Please convert the lines below into a JSON list of strings, one string per line, skipping blank lines and leaving the pictures out.

········

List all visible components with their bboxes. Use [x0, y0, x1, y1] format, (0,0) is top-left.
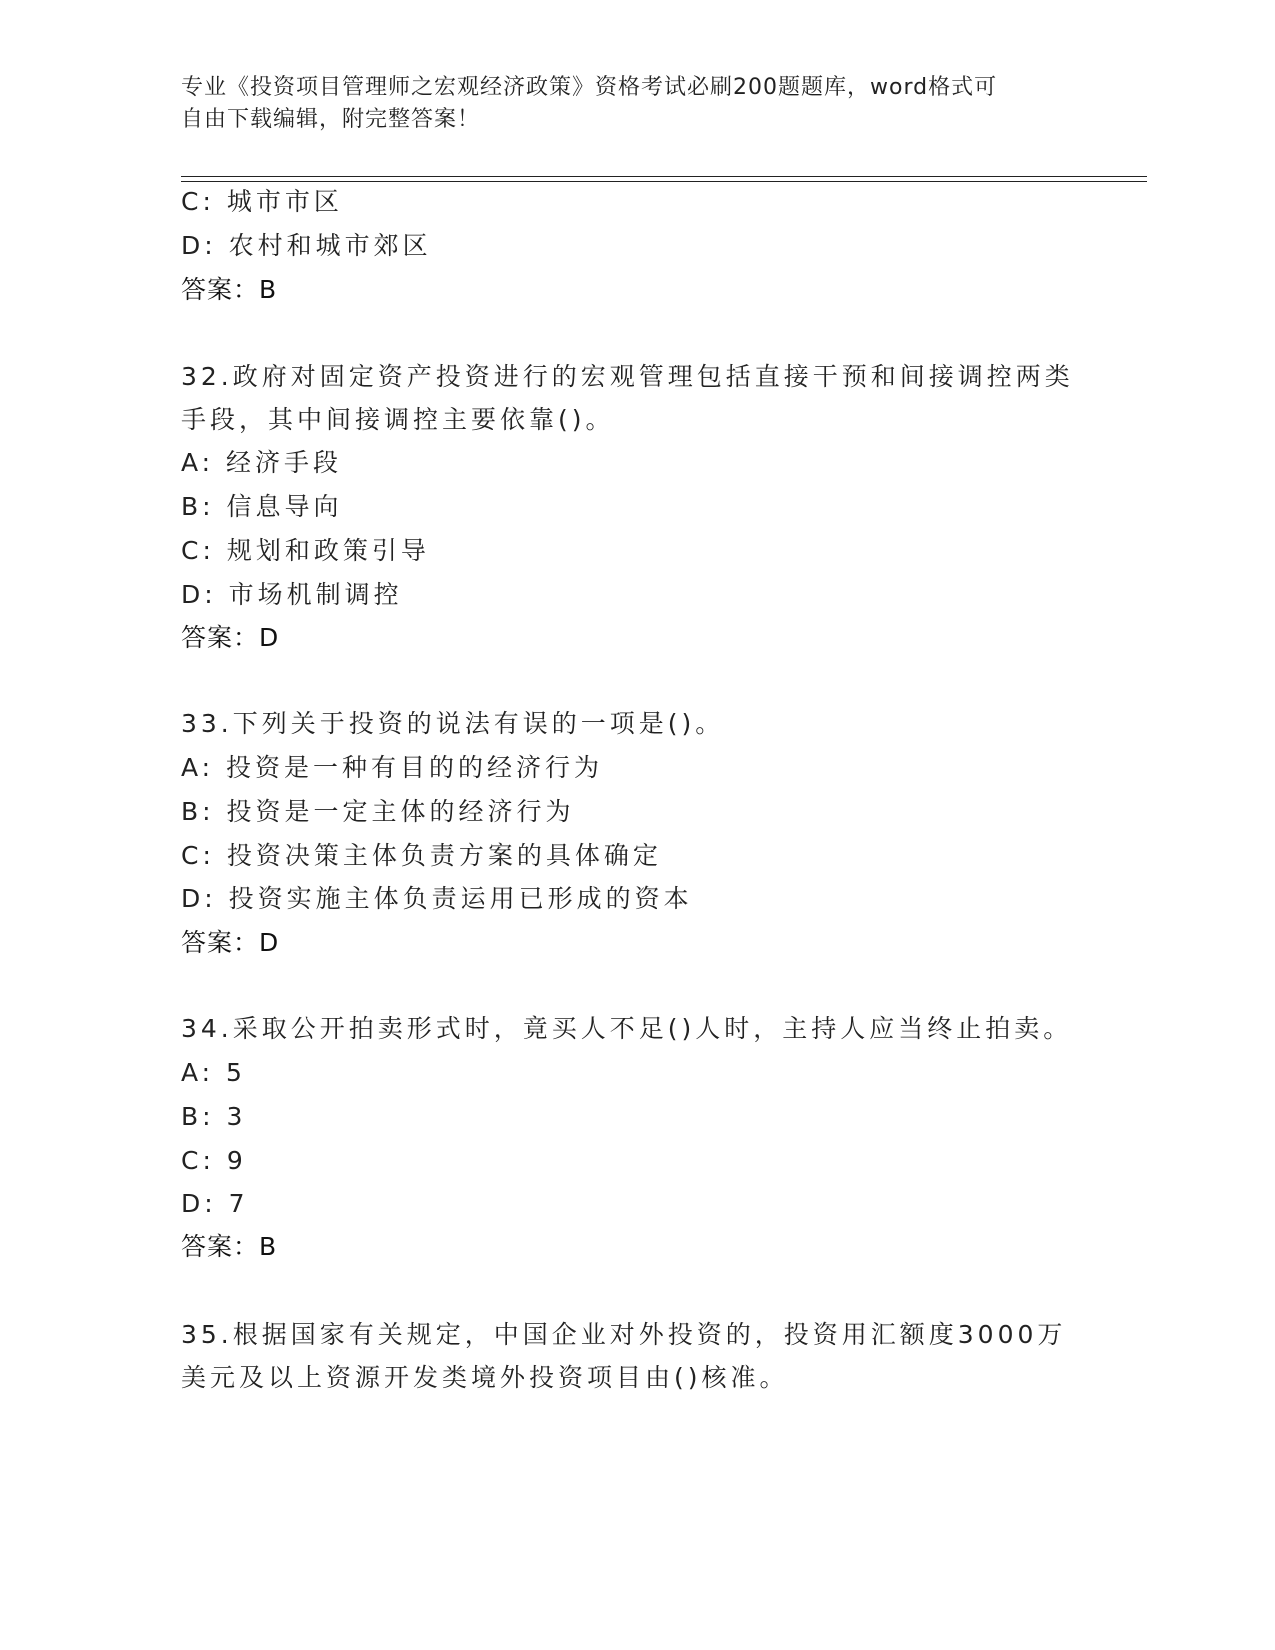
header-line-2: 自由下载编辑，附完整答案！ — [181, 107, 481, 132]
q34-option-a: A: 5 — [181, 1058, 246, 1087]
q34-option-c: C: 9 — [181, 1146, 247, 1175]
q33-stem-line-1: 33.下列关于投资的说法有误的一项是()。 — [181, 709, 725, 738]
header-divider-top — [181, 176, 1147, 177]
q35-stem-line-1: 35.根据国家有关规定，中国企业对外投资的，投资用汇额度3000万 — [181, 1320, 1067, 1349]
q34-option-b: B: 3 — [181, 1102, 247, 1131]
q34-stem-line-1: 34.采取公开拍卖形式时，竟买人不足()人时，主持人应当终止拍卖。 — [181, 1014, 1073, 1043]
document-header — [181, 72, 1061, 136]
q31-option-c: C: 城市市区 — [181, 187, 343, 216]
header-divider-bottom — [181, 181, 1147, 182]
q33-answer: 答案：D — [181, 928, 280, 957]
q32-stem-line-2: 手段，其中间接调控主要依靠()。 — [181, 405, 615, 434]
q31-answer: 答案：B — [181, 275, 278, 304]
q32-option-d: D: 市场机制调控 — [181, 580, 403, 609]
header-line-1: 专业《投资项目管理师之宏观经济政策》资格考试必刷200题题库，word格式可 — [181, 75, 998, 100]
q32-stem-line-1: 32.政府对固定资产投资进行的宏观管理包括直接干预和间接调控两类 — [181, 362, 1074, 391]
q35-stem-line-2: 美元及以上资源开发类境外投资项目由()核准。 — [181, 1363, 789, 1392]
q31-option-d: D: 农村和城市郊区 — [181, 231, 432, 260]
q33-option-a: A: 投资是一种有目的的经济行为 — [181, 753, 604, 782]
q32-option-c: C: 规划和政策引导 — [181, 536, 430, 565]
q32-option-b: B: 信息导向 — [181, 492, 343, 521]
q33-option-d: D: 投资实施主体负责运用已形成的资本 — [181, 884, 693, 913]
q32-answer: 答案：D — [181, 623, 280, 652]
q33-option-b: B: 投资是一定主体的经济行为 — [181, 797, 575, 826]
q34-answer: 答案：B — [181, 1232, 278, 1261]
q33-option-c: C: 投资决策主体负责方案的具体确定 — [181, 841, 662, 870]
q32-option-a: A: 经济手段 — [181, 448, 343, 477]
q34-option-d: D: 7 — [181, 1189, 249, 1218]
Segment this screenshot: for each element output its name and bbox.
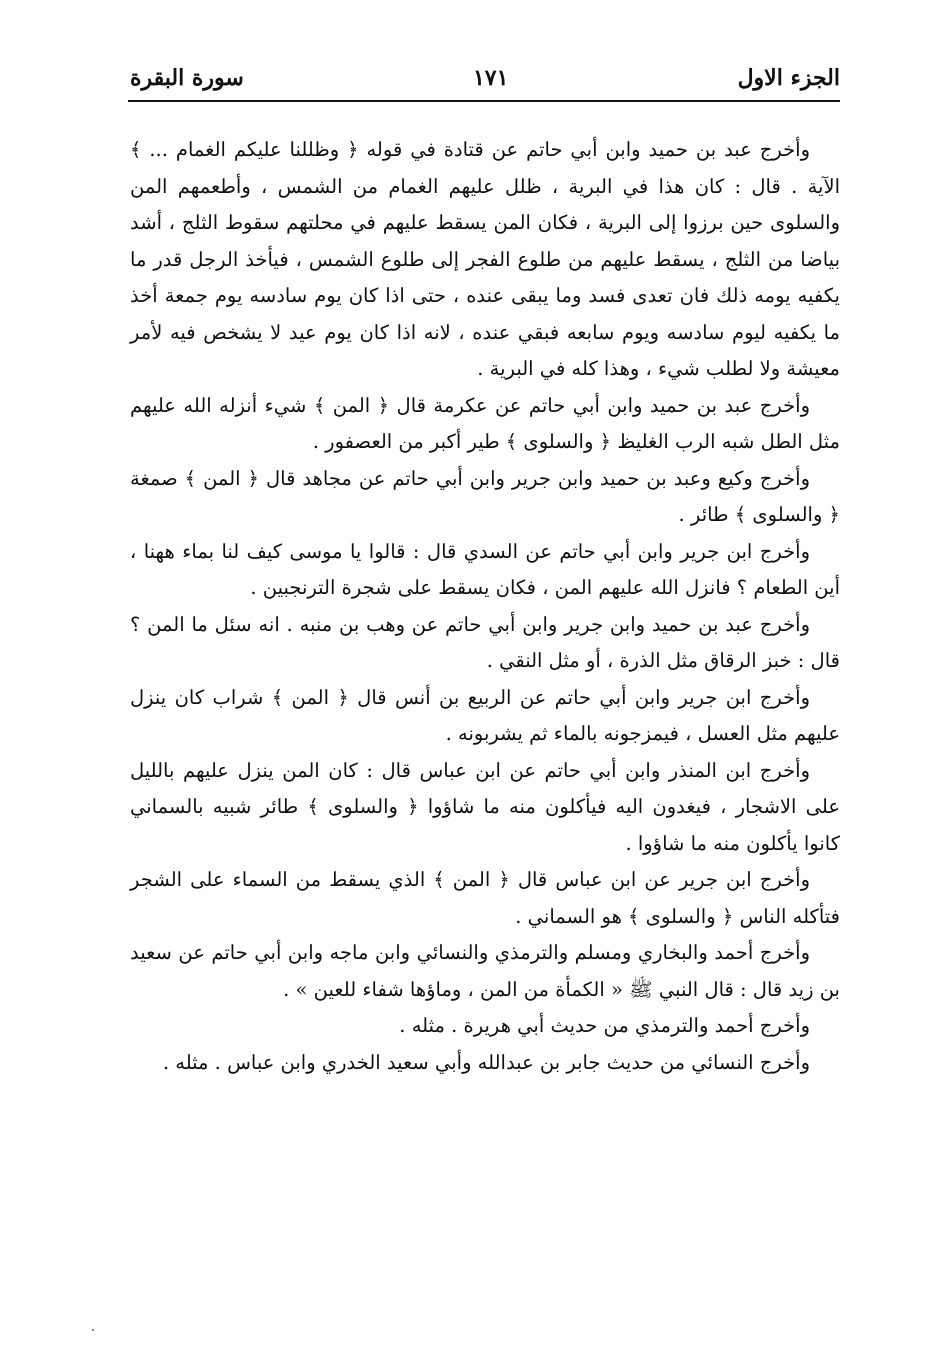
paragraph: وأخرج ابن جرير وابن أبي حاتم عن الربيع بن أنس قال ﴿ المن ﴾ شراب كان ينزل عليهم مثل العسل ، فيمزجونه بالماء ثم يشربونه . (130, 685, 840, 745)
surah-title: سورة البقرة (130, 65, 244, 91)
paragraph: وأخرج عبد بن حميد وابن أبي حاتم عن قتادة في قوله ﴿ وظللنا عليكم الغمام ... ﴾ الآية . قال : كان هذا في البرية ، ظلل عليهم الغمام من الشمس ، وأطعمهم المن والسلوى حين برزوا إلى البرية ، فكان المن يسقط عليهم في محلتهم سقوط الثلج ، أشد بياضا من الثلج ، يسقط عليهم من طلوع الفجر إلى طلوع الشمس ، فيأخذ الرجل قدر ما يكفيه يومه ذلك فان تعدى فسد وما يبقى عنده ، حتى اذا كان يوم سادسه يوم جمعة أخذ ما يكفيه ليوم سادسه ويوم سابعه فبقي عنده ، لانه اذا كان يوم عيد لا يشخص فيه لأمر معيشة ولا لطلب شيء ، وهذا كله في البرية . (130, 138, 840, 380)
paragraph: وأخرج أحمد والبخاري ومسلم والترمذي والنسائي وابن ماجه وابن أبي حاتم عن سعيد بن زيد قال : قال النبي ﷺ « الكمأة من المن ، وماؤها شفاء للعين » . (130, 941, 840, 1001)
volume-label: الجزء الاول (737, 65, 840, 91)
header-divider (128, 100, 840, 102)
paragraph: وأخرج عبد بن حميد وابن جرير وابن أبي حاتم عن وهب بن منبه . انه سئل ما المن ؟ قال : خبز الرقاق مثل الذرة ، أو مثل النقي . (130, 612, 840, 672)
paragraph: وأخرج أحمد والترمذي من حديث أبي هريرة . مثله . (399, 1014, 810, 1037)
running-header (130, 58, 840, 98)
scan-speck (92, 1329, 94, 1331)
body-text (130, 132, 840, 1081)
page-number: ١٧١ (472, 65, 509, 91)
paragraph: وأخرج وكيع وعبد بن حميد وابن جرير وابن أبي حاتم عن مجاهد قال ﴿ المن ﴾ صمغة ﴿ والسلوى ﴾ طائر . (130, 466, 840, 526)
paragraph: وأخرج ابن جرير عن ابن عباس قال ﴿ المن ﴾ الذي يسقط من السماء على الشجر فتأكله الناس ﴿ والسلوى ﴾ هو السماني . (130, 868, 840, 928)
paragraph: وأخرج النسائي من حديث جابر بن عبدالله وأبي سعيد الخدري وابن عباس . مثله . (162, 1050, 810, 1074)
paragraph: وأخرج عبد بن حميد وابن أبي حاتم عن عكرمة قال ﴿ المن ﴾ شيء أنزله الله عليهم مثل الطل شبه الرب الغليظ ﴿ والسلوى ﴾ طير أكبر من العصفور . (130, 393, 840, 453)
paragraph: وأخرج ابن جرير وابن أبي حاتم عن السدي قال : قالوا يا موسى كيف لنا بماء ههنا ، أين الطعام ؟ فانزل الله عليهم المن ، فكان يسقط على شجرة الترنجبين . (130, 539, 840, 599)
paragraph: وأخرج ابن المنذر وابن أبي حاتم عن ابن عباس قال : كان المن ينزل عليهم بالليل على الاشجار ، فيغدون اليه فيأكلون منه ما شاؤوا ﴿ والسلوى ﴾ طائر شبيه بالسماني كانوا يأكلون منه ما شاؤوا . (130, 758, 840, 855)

········

■ **Answer for this exercise**:
[
  "List all visible components with their bboxes. Use [x0, y0, x1, y1] format, (0,0) is top-left.",
  "header-line-2: 自由下载编辑，附完整答案！ — [181, 107, 481, 132]",
  "q34-option-a: A: 5 — [181, 1058, 246, 1087]",
  "q34-option-c: C: 9 — [181, 1146, 247, 1175]",
  "q33-stem-line-1: 33.下列关于投资的说法有误的一项是()。 — [181, 709, 725, 738]",
  "header-divider-top — [181, 176, 1147, 177]",
  "q35-stem-line-1: 35.根据国家有关规定，中国企业对外投资的，投资用汇额度3000万 — [181, 1320, 1067, 1349]",
  "q34-option-b: B: 3 — [181, 1102, 247, 1131]",
  "q34-stem-line-1: 34.采取公开拍卖形式时，竟买人不足()人时，主持人应当终止拍卖。 — [181, 1014, 1073, 1043]",
  "document-header — [181, 72, 1061, 136]",
  "q31-option-c: C: 城市市区 — [181, 187, 343, 216]",
  "header-divider-bottom — [181, 181, 1147, 182]",
  "q33-answer: 答案：D — [181, 928, 280, 957]",
  "q32-stem-line-2: 手段，其中间接调控主要依靠()。 — [181, 405, 615, 434]",
  "q31-answer: 答案：B — [181, 275, 278, 304]",
  "q32-option-d: D: 市场机制调控 — [181, 580, 403, 609]",
  "header-line-1: 专业《投资项目管理师之宏观经济政策》资格考试必刷200题题库，word格式可 — [181, 75, 998, 100]",
  "q32-stem-line-1: 32.政府对固定资产投资进行的宏观管理包括直接干预和间接调控两类 — [181, 362, 1074, 391]",
  "q35-stem-line-2: 美元及以上资源开发类境外投资项目由()核准。 — [181, 1363, 789, 1392]",
  "q31-option-d: D: 农村和城市郊区 — [181, 231, 432, 260]",
  "q33-option-a: A: 投资是一种有目的的经济行为 — [181, 753, 604, 782]",
  "q32-option-c: C: 规划和政策引导 — [181, 536, 430, 565]",
  "q32-option-b: B: 信息导向 — [181, 492, 343, 521]",
  "q33-option-d: D: 投资实施主体负责运用已形成的资本 — [181, 884, 693, 913]",
  "q32-answer: 答案：D — [181, 623, 280, 652]",
  "q33-option-b: B: 投资是一定主体的经济行为 — [181, 797, 575, 826]",
  "q34-answer: 答案：B — [181, 1232, 278, 1261]",
  "q33-option-c: C: 投资决策主体负责方案的具体确定 — [181, 841, 662, 870]",
  "q32-option-a: A: 经济手段 — [181, 448, 343, 477]",
  "q34-option-d: D: 7 — [181, 1189, 249, 1218]",
  "Segment this screenshot: for each element output its name and bbox.",
  "paragraph: وأخرج ابن جرير وابن أبي حاتم عن الربيع بن أنس قال ﴿ المن ﴾ شراب كان ينزل عليهم مثل العسل ، فيمزجونه بالماء ثم يشربونه . (130, 685, 840, 745)",
  "surah-title: سورة البقرة (130, 65, 244, 91)",
  "paragraph: وأخرج عبد بن حميد وابن أبي حاتم عن قتادة في قوله ﴿ وظللنا عليكم الغمام ... ﴾ الآية . قال : كان هذا في البرية ، ظلل عليهم الغمام من الشمس ، وأطعمهم المن والسلوى حين برزوا إلى البرية ، فكان المن يسقط عليهم في محلتهم سقوط الثلج ، أشد بياضا من الثلج ، يسقط عليهم من طلوع الفجر إلى طلوع الشمس ، فيأخذ الرجل قدر ما يكفيه يومه ذلك فان تعدى فسد وما يبقى عنده ، حتى اذا كان يوم سادسه يوم جمعة أخذ ما يكفيه ليوم سادسه ويوم سابعه فبقي عنده ، لانه اذا كان يوم عيد لا يشخص فيه لأمر معيشة ولا لطلب شيء ، وهذا كله في البرية . (130, 138, 840, 380)",
  "paragraph: وأخرج أحمد والبخاري ومسلم والترمذي والنسائي وابن ماجه وابن أبي حاتم عن سعيد بن زيد قال : قال النبي ﷺ « الكمأة من المن ، وماؤها شفاء للعين » . (130, 941, 840, 1001)",
  "volume-label: الجزء الاول (737, 65, 840, 91)",
  "header-divider (128, 100, 840, 102)",
  "paragraph: وأخرج عبد بن حميد وابن جرير وابن أبي حاتم عن وهب بن منبه . انه سئل ما المن ؟ قال : خبز الرقاق مثل الذرة ، أو مثل النقي . (130, 612, 840, 672)",
  "paragraph: وأخرج أحمد والترمذي من حديث أبي هريرة . مثله . (399, 1014, 810, 1037)",
  "running-header (130, 58, 840, 98)",
  "scan-speck (92, 1329, 94, 1331)",
  "body-text (130, 132, 840, 1081)",
  "page-number: ١٧١ (472, 65, 509, 91)",
  "paragraph: وأخرج وكيع وعبد بن حميد وابن جرير وابن أبي حاتم عن مجاهد قال ﴿ المن ﴾ صمغة ﴿ والسلوى ﴾ طائر . (130, 466, 840, 526)",
  "paragraph: وأخرج ابن جرير عن ابن عباس قال ﴿ المن ﴾ الذي يسقط من السماء على الشجر فتأكله الناس ﴿ والسلوى ﴾ هو السماني . (130, 868, 840, 928)",
  "paragraph: وأخرج النسائي من حديث جابر بن عبدالله وأبي سعيد الخدري وابن عباس . مثله . (162, 1050, 810, 1074)",
  "paragraph: وأخرج عبد بن حميد وابن أبي حاتم عن عكرمة قال ﴿ المن ﴾ شيء أنزله الله عليهم مثل الطل شبه الرب الغليظ ﴿ والسلوى ﴾ طير أكبر من العصفور . (130, 393, 840, 453)",
  "paragraph: وأخرج ابن جرير وابن أبي حاتم عن السدي قال : قالوا يا موسى كيف لنا بماء ههنا ، أين الطعام ؟ فانزل الله عليهم المن ، فكان يسقط على شجرة الترنجبين . (130, 539, 840, 599)",
  "paragraph: وأخرج ابن المنذر وابن أبي حاتم عن ابن عباس قال : كان المن ينزل عليهم بالليل على الاشجار ، فيغدون اليه فيأكلون منه ما شاؤوا ﴿ والسلوى ﴾ طائر شبيه بالسماني كانوا يأكلون منه ما شاؤوا . (130, 758, 840, 855)"
]